#### [Goal]
Pull every line containing "COMPUTING" out of the material below.

— BEGIN Listed entries —

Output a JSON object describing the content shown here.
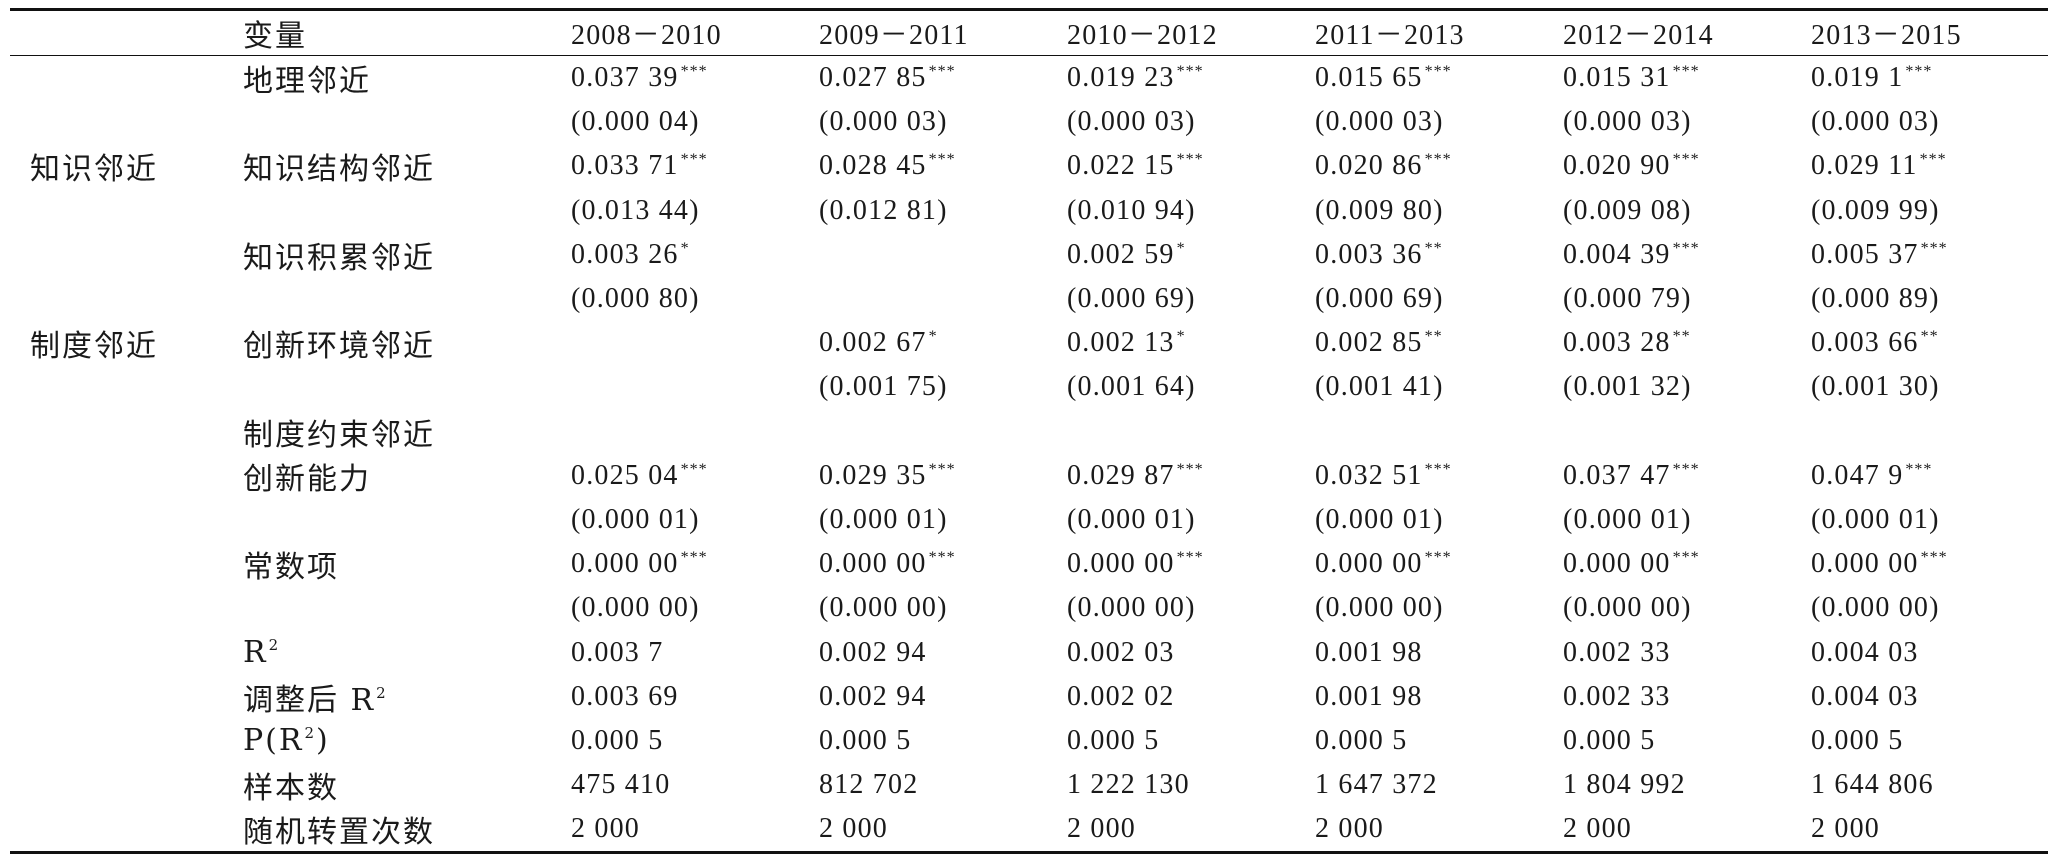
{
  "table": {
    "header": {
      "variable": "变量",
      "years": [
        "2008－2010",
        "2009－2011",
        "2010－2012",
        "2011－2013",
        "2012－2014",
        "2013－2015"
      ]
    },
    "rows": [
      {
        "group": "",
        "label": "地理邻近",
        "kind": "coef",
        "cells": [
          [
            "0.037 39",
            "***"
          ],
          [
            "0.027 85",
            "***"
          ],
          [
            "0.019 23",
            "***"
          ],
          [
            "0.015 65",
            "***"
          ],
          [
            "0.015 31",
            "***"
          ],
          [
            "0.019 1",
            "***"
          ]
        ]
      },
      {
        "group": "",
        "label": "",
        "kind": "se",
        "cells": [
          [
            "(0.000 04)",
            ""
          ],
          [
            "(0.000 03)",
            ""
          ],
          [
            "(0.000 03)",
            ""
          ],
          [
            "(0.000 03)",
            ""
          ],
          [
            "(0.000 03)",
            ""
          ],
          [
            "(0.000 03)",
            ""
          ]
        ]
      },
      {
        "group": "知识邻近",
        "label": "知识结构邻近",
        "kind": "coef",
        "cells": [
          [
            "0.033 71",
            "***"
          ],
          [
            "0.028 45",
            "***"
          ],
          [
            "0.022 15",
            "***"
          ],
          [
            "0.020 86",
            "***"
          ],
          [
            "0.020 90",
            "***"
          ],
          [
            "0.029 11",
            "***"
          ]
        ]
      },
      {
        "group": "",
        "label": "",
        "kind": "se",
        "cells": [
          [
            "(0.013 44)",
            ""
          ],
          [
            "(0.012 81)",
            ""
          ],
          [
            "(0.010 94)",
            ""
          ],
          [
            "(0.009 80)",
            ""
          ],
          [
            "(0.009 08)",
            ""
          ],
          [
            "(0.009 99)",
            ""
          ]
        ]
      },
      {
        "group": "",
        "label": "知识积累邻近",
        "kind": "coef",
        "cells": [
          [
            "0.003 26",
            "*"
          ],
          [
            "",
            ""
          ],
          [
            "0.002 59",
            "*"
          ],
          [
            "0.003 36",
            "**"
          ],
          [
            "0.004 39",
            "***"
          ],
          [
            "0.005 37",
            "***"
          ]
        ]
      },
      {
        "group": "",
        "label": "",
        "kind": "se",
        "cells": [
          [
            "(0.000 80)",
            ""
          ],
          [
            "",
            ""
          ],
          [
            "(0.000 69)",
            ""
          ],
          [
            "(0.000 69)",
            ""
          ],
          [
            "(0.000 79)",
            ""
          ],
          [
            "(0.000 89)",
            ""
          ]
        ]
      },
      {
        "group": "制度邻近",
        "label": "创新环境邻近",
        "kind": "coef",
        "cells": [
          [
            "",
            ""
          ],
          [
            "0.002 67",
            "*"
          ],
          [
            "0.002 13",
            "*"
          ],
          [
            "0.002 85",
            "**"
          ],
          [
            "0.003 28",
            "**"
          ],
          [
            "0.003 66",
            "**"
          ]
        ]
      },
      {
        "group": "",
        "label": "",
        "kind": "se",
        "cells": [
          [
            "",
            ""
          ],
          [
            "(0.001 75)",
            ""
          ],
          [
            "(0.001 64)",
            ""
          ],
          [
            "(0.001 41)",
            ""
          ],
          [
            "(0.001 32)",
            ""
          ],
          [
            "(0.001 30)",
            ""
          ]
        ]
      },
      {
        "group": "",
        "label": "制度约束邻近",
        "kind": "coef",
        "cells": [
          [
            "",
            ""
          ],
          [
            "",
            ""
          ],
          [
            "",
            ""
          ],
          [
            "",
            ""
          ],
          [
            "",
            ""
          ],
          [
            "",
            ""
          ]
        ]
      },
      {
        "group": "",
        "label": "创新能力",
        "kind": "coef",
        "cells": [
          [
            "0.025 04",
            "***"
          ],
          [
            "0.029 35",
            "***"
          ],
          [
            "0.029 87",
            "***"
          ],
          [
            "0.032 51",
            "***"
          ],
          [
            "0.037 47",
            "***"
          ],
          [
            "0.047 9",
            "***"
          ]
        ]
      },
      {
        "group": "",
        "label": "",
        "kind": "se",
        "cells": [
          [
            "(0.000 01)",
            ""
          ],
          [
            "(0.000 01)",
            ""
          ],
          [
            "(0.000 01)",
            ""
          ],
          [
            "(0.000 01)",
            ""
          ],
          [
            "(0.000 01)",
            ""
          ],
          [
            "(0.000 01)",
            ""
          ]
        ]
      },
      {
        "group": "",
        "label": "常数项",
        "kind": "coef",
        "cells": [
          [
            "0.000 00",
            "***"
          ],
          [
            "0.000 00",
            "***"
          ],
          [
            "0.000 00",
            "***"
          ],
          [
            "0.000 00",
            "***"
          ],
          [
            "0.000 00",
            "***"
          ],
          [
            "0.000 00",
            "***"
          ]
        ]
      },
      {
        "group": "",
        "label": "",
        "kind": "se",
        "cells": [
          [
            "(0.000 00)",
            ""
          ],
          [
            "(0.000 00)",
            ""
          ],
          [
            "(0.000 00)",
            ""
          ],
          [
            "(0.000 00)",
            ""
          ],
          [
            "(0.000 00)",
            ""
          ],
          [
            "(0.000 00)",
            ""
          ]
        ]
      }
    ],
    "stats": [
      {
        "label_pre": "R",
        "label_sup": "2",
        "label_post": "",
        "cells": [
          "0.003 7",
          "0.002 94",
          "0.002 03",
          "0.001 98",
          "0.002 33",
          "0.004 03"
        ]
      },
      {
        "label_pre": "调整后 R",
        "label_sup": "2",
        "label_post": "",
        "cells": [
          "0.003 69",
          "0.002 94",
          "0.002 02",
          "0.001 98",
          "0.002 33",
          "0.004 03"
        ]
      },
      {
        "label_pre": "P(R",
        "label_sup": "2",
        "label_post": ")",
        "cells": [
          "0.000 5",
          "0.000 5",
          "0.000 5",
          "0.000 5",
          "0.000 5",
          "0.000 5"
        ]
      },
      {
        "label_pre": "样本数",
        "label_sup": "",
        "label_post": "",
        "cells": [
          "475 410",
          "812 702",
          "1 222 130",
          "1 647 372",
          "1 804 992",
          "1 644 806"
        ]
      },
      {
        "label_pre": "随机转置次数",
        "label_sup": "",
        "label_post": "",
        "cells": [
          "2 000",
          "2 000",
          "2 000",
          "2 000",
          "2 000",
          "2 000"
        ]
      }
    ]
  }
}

— END Listed entries —
— BEGIN Listed entries —

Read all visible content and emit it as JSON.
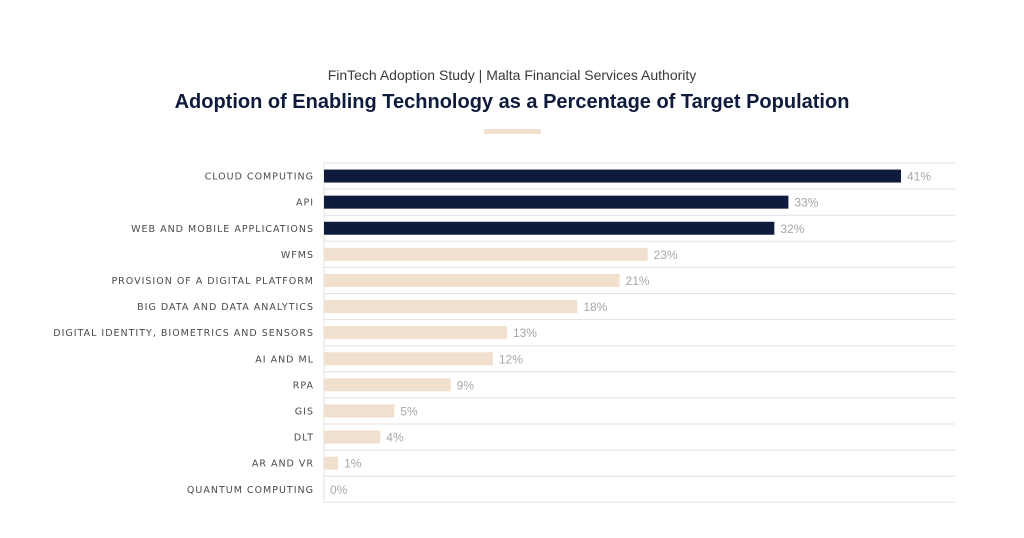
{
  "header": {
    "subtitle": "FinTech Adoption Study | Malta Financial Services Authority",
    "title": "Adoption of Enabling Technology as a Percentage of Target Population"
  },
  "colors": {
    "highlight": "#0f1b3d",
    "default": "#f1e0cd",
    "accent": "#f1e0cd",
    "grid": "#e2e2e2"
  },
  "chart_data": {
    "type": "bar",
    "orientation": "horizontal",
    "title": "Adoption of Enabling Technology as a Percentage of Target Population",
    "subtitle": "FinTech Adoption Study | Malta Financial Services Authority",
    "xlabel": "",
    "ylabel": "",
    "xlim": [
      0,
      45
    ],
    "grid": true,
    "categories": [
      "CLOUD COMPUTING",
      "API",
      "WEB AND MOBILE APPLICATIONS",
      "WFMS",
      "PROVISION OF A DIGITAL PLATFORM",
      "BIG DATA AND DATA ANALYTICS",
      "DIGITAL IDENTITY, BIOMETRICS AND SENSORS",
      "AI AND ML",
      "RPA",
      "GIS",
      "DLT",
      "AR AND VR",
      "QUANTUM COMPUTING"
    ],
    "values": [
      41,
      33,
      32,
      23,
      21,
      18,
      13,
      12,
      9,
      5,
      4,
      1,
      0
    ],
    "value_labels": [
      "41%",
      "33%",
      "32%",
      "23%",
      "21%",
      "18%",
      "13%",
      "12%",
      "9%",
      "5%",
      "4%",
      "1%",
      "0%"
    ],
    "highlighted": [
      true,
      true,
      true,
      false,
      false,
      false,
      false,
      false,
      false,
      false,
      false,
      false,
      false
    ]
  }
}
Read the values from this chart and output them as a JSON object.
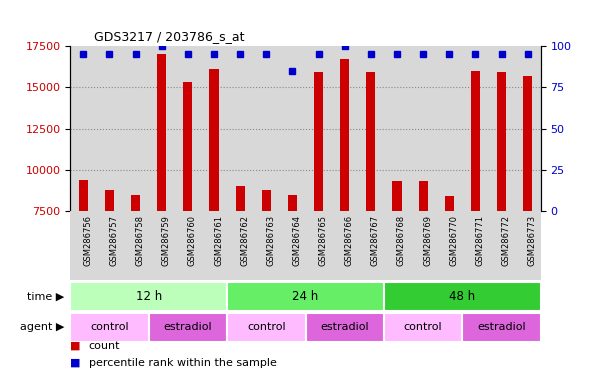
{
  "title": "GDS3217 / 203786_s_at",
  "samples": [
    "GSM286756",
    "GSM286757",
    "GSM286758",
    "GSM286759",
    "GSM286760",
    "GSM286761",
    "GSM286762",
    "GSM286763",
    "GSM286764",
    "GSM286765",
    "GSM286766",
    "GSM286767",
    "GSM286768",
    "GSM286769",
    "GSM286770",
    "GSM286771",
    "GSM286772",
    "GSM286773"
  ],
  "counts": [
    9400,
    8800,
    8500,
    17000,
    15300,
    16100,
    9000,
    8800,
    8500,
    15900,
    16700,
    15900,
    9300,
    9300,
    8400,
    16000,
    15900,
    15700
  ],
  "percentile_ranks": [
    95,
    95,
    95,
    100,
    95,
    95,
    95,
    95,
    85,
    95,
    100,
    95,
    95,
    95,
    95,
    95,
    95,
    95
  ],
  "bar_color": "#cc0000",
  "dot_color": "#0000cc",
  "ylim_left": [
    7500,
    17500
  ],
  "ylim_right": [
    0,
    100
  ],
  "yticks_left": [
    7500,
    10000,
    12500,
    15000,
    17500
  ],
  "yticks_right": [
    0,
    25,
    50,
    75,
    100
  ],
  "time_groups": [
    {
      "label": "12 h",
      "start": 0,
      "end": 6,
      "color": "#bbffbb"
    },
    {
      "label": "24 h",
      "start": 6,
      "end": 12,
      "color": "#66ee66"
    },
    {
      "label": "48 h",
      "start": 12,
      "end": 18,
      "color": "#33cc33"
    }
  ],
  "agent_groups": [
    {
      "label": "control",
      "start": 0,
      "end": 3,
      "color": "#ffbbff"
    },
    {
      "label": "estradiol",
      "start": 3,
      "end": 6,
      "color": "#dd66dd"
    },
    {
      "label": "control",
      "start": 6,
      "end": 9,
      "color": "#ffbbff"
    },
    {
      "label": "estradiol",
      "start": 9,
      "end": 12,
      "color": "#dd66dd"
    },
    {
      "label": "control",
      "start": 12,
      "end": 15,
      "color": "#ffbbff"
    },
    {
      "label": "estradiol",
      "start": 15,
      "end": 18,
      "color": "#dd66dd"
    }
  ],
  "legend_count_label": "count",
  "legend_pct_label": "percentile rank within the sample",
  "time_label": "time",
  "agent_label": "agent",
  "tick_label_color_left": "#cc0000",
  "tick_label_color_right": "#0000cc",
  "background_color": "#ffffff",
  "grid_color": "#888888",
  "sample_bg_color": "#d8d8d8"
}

— END Listed entries —

#### [Task output]
      "CLOUD COMPUTING",
      "QUANTUM COMPUTING"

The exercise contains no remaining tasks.